Exercise objective: Below are records. Count every line containing the word "parts" and give the number alone.

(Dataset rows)
-- START --
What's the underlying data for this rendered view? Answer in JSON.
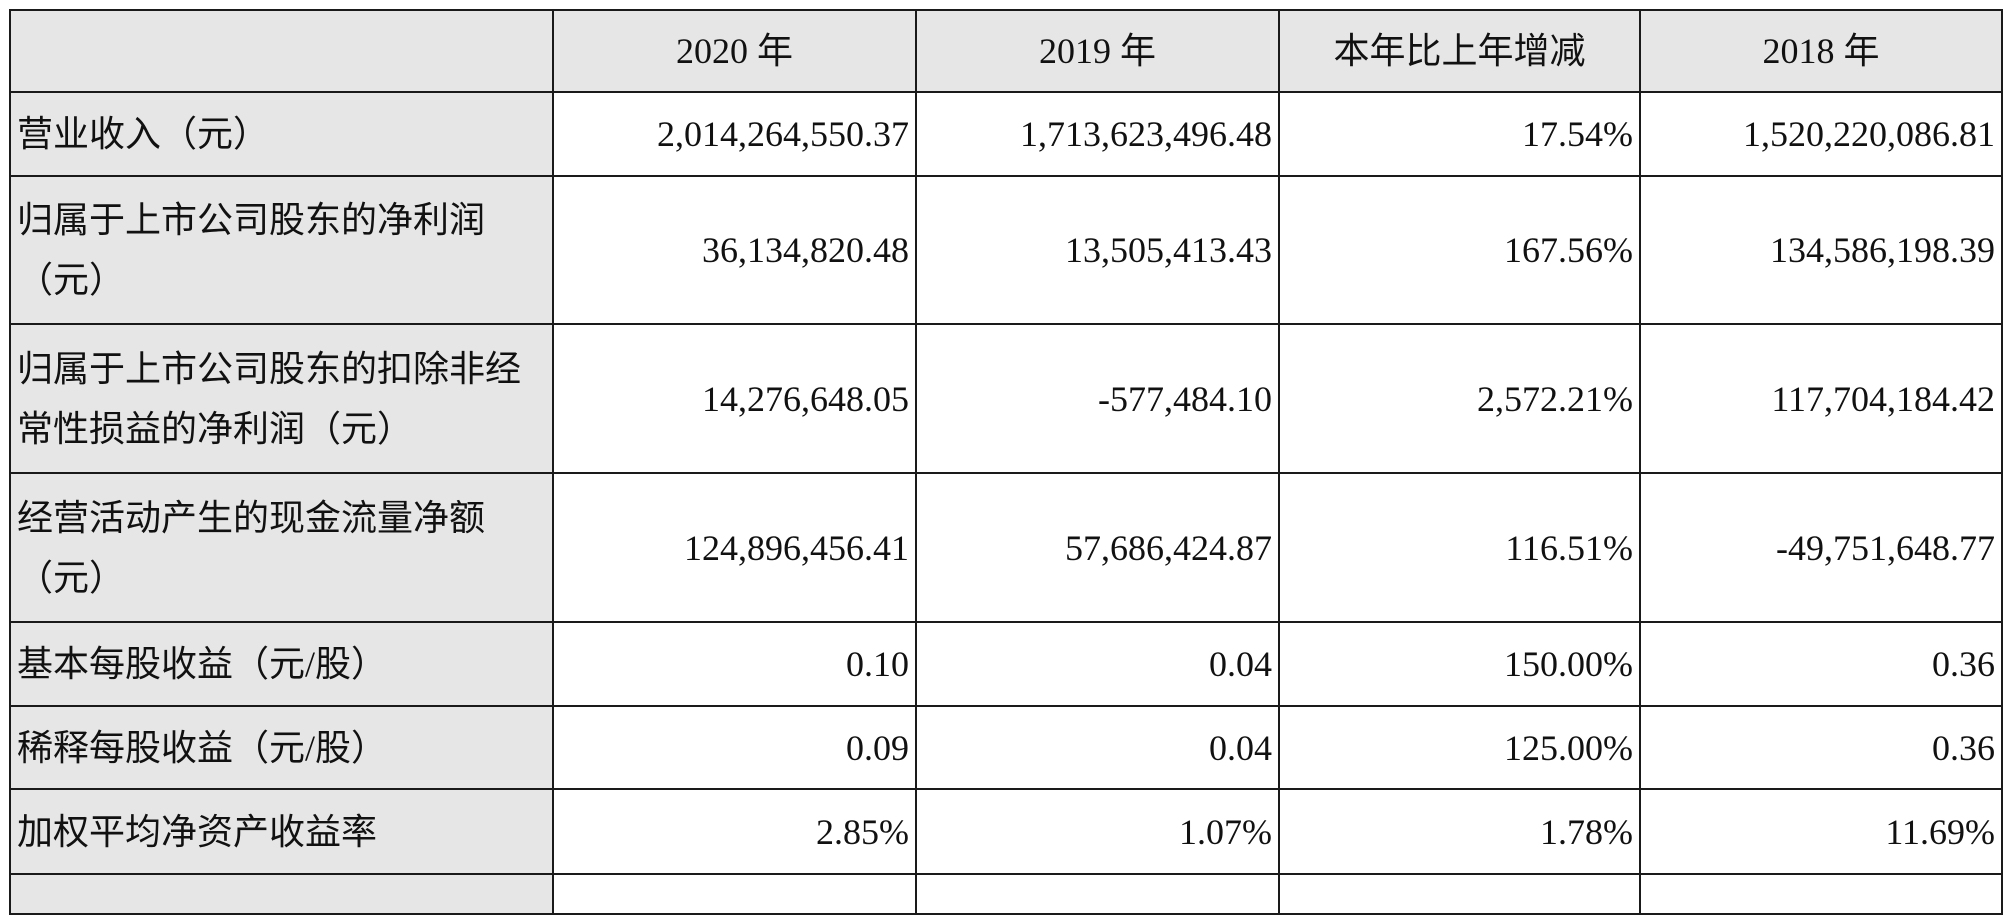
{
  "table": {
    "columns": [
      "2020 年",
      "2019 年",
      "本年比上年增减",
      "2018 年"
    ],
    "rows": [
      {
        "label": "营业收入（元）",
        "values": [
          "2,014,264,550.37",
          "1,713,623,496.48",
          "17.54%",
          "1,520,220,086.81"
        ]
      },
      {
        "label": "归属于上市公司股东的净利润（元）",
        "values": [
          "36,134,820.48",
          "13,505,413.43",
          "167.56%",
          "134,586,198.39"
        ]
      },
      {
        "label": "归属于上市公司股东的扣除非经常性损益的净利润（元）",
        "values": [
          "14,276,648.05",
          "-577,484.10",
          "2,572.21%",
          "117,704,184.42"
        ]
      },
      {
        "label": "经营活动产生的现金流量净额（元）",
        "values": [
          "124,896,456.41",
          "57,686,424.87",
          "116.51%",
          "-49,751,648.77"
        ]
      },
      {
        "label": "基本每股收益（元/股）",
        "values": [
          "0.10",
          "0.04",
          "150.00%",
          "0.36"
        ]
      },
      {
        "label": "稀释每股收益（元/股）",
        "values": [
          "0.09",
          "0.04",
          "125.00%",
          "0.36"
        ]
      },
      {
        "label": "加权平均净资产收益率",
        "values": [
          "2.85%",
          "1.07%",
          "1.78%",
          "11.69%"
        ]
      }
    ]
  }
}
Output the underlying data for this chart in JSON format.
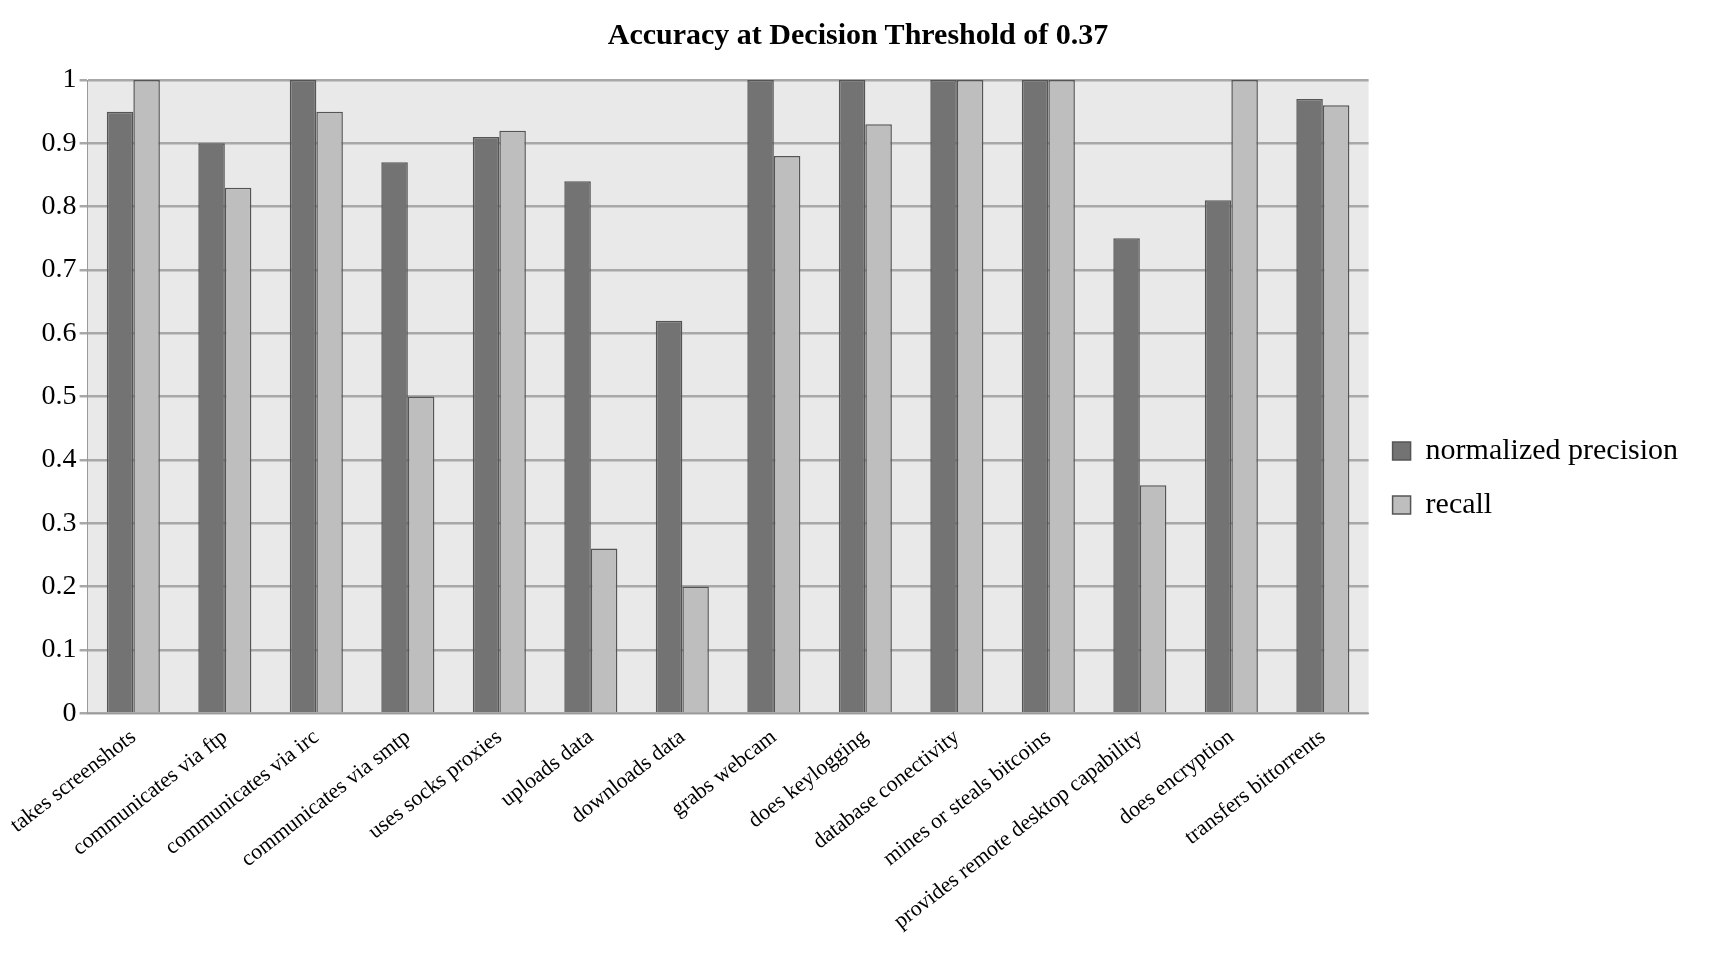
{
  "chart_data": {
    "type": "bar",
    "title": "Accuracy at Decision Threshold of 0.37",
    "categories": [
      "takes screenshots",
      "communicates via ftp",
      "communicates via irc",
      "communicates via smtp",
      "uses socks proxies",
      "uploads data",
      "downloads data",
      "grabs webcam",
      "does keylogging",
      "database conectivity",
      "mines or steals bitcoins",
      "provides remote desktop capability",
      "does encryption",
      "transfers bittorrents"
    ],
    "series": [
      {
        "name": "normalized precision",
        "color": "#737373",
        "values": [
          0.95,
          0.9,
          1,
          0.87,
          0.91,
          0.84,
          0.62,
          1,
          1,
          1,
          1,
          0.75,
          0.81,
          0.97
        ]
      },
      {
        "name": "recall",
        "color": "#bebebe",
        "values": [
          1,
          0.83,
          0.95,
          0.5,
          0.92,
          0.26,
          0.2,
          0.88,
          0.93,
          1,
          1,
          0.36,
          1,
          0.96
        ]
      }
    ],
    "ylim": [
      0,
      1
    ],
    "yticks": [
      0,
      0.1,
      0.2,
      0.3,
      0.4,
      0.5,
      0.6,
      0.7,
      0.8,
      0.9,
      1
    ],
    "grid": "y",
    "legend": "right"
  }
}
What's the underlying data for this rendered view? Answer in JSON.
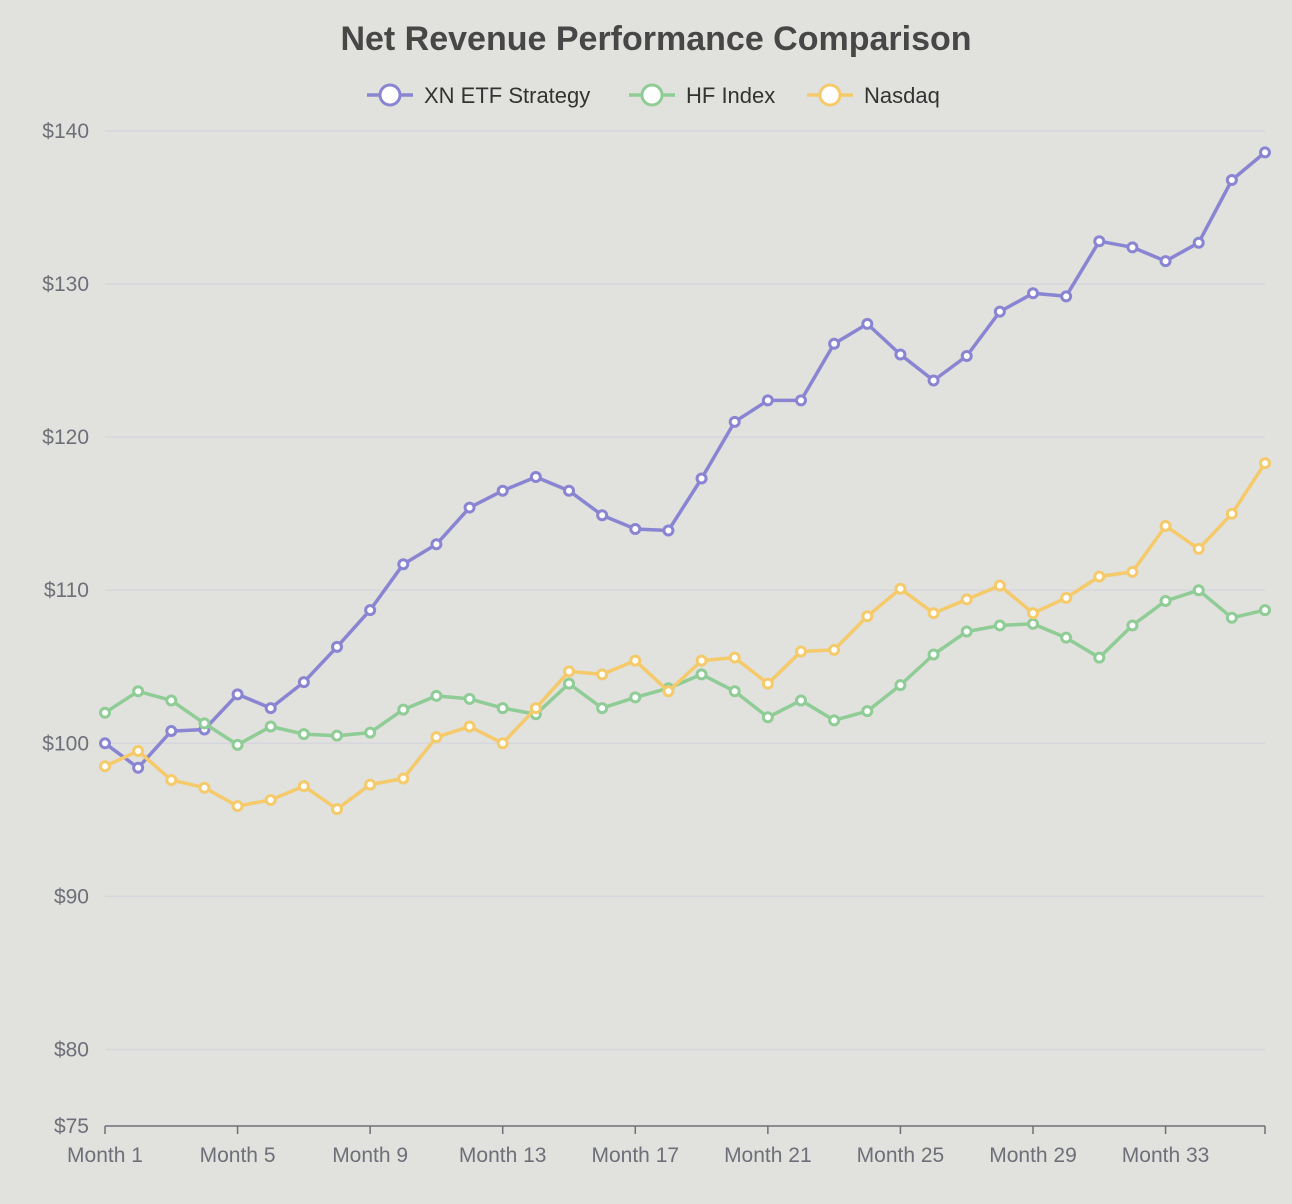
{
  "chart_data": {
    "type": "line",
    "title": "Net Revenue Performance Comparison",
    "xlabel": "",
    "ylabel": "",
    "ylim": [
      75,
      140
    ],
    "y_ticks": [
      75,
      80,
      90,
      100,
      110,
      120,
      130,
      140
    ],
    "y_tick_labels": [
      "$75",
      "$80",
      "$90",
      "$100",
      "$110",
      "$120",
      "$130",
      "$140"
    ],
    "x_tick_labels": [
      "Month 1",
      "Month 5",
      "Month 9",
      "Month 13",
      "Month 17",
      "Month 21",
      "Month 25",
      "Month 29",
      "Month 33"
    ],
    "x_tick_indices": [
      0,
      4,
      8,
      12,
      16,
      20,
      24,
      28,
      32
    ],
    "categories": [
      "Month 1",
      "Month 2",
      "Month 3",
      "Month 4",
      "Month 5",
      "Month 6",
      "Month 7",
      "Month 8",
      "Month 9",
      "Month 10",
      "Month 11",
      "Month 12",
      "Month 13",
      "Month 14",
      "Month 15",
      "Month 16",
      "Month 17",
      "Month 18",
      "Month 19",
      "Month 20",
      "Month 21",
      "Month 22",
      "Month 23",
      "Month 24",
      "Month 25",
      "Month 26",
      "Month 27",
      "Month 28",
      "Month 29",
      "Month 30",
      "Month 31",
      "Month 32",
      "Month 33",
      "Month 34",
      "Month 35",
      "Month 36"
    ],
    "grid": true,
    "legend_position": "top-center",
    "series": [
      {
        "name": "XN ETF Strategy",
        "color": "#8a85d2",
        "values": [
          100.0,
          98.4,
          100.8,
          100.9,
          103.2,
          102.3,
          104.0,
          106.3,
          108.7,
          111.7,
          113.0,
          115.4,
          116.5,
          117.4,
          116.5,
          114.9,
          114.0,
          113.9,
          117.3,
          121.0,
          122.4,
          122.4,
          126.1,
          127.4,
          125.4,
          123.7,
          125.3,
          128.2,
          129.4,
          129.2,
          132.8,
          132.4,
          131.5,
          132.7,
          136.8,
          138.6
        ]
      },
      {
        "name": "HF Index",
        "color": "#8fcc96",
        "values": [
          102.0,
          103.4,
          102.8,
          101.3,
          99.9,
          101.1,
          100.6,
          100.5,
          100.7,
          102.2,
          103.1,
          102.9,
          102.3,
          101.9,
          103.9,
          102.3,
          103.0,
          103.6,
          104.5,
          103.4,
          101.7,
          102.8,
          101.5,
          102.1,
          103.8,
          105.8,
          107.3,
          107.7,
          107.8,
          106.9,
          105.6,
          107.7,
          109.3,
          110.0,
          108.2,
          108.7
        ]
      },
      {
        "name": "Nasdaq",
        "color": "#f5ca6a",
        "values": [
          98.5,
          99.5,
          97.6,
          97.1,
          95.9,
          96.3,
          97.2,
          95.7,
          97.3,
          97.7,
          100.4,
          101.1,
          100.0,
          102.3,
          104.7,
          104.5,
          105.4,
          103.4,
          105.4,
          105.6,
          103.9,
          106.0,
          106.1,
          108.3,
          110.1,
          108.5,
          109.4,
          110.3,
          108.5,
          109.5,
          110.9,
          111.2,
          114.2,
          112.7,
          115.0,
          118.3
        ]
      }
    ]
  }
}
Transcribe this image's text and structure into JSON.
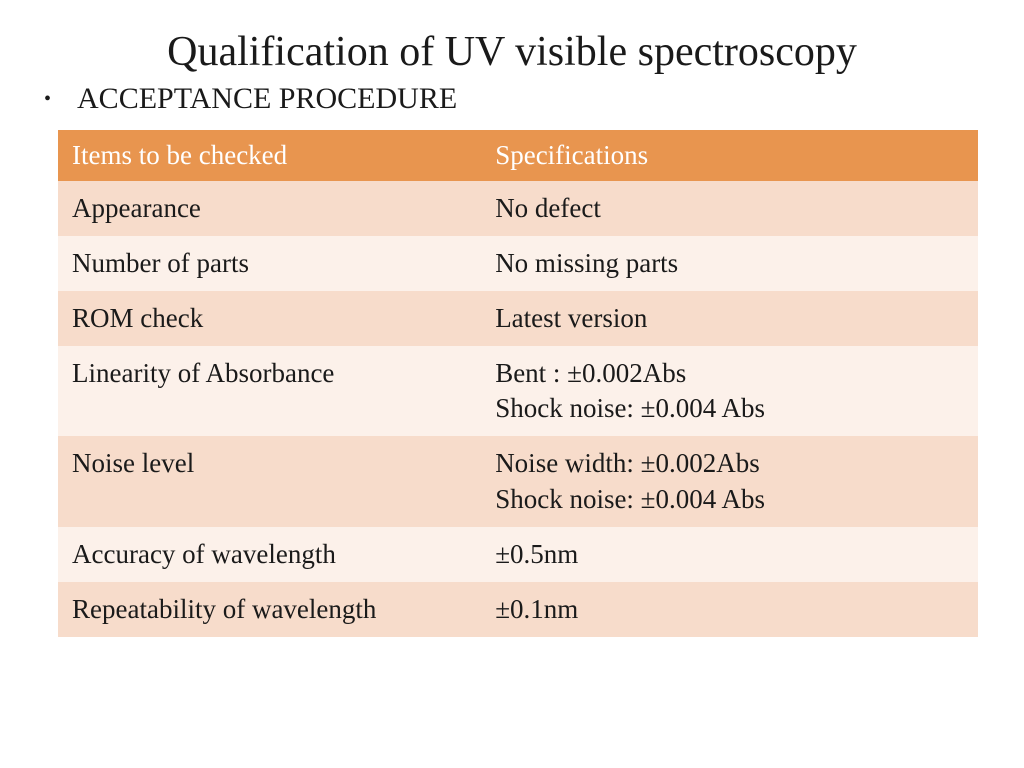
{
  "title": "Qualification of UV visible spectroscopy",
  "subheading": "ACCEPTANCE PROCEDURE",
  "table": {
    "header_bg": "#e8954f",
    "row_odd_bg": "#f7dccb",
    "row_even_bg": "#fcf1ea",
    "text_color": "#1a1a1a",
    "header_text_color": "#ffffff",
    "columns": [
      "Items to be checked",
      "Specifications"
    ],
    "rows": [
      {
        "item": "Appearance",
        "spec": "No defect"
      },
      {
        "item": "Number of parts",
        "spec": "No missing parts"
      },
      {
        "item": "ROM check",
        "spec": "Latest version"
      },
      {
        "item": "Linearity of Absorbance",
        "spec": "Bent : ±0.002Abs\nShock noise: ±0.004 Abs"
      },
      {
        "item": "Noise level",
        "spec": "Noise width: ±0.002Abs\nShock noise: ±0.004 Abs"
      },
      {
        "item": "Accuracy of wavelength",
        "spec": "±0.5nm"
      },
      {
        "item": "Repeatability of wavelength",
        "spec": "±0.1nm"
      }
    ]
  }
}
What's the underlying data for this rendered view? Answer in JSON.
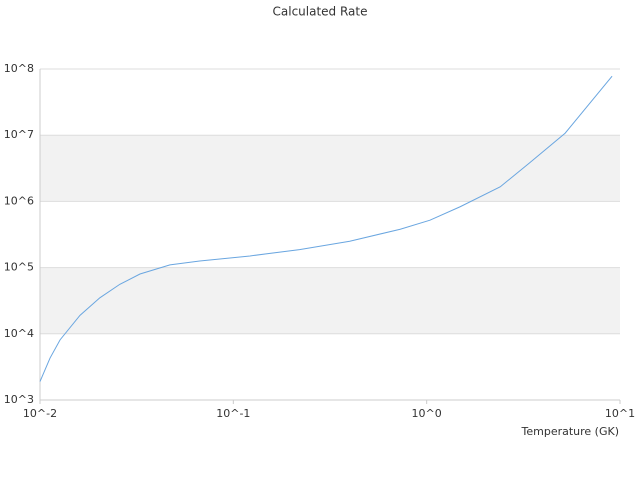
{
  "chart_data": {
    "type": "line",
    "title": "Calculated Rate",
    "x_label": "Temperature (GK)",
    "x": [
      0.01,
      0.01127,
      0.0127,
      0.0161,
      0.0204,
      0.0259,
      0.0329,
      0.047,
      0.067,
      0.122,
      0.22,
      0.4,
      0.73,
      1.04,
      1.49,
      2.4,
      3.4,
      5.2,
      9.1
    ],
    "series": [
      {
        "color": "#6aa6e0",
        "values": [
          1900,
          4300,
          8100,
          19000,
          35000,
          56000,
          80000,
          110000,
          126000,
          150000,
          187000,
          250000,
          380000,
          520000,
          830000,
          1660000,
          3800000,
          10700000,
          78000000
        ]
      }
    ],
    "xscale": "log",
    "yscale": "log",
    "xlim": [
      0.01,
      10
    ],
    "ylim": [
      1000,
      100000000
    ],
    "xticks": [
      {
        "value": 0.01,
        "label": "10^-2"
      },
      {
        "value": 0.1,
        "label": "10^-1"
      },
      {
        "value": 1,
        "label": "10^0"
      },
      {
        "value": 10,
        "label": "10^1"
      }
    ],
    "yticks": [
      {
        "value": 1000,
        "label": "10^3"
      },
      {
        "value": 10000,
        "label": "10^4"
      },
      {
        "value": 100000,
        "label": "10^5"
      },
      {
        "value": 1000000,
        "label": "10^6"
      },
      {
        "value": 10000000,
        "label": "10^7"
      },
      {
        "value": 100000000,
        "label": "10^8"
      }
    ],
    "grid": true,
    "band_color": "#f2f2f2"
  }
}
-- END --
The result: 2